## START EXCERPTED DATA

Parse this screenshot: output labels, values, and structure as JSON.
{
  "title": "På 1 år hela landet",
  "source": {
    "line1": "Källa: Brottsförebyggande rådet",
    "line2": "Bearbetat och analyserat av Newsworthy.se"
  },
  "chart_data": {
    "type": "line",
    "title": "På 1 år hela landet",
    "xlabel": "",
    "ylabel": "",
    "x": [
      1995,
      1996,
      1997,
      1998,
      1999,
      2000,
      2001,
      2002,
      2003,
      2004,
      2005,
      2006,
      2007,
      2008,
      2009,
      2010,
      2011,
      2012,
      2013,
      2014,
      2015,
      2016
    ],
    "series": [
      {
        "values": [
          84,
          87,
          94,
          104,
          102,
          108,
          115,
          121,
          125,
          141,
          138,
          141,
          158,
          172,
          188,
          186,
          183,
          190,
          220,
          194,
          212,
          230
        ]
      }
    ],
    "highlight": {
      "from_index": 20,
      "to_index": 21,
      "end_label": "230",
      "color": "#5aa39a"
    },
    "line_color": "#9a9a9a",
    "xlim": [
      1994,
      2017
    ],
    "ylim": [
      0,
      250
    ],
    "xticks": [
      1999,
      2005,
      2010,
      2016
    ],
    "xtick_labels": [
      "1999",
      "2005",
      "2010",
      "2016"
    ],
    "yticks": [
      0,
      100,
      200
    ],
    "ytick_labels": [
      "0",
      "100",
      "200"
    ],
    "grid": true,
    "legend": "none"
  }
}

## END EXCERPTED DATA

### WHAT THE EXERCISE ASKS
Copy out all lines above that include the string "landet".

### FINAL RESULT
  "title": "På 1 år hela landet",
    "title": "På 1 år hela landet",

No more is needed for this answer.